- _YOUR OBJECTIVE_:
Without changing a character, return the entries, but not the images they hold.

- _ENTRIES SHOWN_:
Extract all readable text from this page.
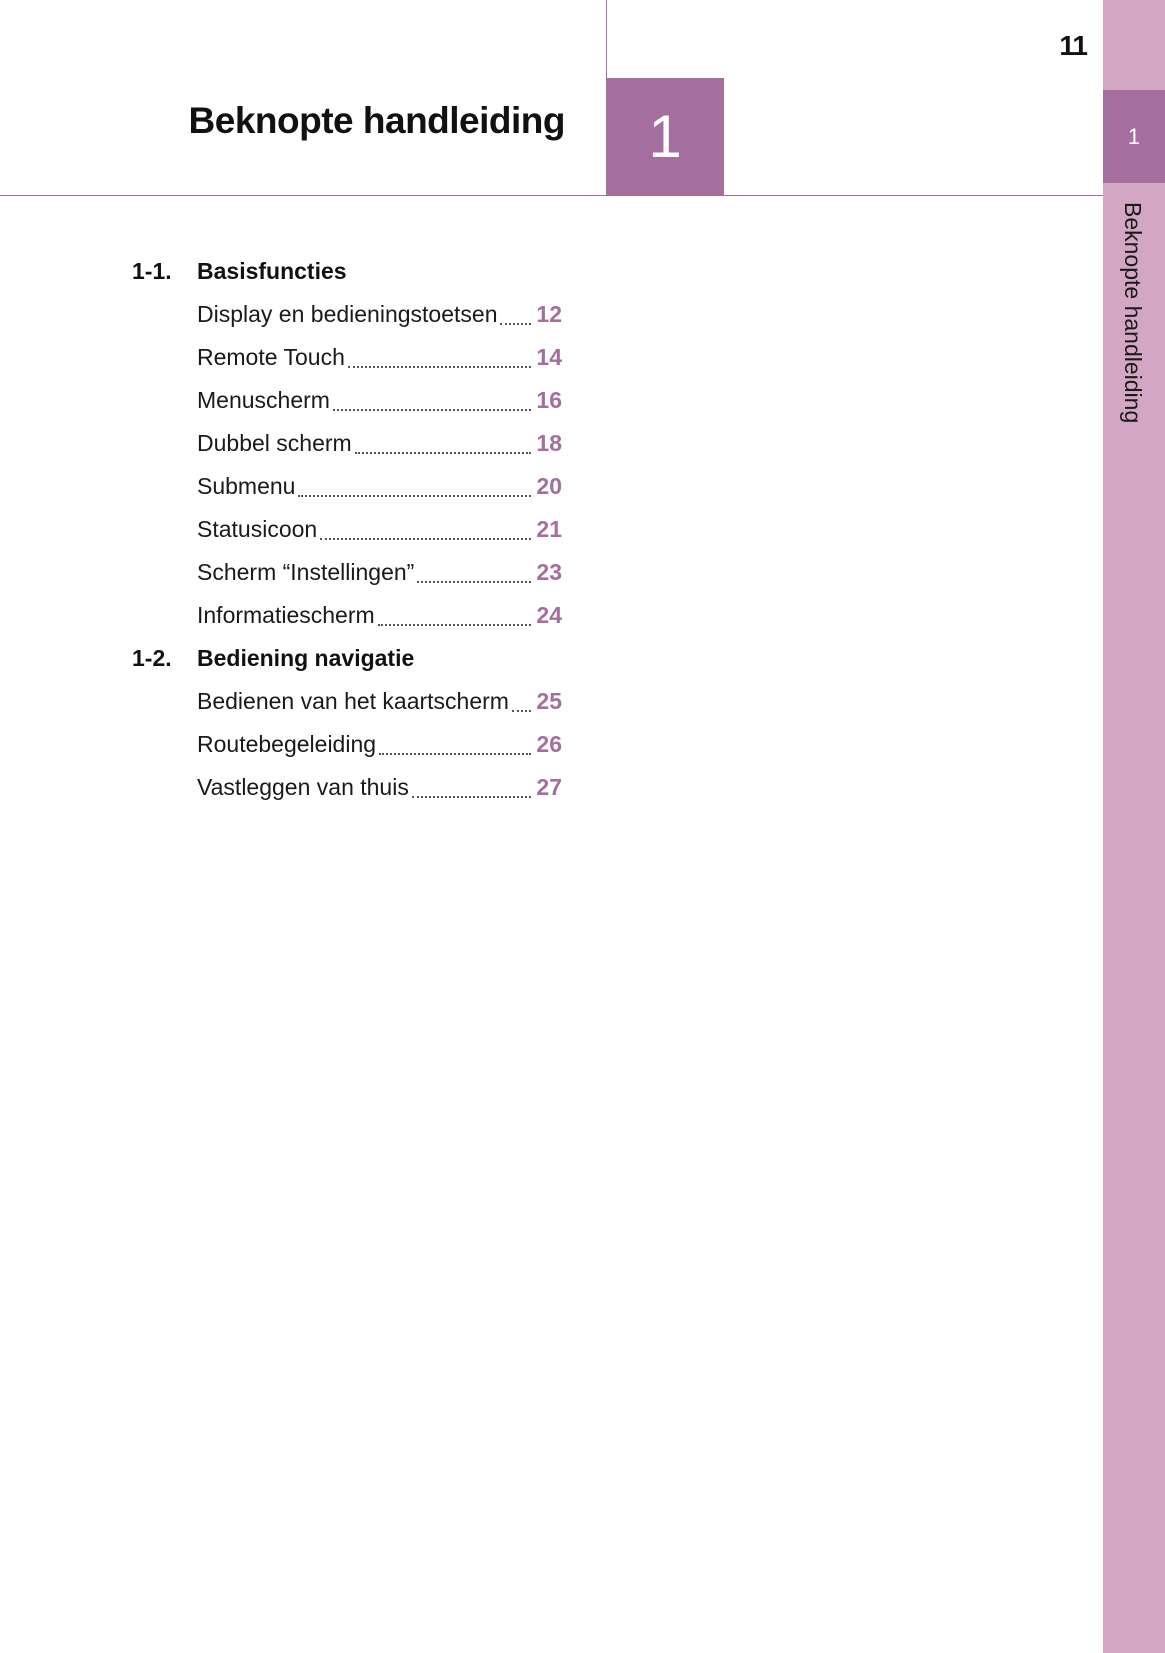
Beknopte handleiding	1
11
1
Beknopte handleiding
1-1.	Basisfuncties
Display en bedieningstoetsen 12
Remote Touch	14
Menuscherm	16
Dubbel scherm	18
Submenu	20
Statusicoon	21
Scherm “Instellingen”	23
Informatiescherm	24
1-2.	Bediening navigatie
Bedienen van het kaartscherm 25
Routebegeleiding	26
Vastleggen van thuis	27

- _FULL SOLUTION_:
Extract all readable text from this page.
Beknopte handleiding	1
11
1
Beknopte handleiding
1-1.	Basisfuncties
Display en bedieningstoetsen 12
Remote Touch	14
Menuscherm	16
Dubbel scherm	18
Submenu	20
Statusicoon	21
Scherm “Instellingen”	23
Informatiescherm	24
1-2.	Bediening navigatie
Bedienen van het kaartscherm 25
Routebegeleiding	26
Vastleggen van thuis	27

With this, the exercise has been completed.